───── RECORDS PROVIDED ─────
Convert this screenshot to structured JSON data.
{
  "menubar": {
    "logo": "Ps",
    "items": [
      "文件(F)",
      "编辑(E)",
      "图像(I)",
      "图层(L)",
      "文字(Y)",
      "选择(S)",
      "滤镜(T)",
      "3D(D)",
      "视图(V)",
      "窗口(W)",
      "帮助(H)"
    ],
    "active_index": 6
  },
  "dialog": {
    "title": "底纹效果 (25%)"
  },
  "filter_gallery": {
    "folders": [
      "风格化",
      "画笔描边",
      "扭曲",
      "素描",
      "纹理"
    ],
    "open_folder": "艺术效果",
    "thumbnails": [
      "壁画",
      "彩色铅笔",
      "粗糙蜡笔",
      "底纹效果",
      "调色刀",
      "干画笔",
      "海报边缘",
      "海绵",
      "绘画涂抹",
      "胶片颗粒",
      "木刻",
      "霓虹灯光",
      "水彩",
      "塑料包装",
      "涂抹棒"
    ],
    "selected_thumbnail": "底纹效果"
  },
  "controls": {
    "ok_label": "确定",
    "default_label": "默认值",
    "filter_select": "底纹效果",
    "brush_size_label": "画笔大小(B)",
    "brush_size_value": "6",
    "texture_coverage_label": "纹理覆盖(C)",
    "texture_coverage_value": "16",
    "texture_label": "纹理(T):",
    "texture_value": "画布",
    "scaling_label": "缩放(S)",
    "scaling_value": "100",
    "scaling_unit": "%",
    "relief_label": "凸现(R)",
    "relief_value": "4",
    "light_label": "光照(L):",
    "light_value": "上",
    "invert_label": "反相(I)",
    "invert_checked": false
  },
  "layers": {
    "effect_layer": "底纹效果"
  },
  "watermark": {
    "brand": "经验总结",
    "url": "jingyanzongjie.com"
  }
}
─────
▶ [WHAT YOU SHOULD DO]: Each line above that holds the string "底纹效果" should be copied and shown.

▶ [ANSWER TO THE EXERCISE]:
    "title": "底纹效果 (25%)"
      "底纹效果",
    "selected_thumbnail": "底纹效果"
    "filter_select": "底纹效果",
    "effect_layer": "底纹效果"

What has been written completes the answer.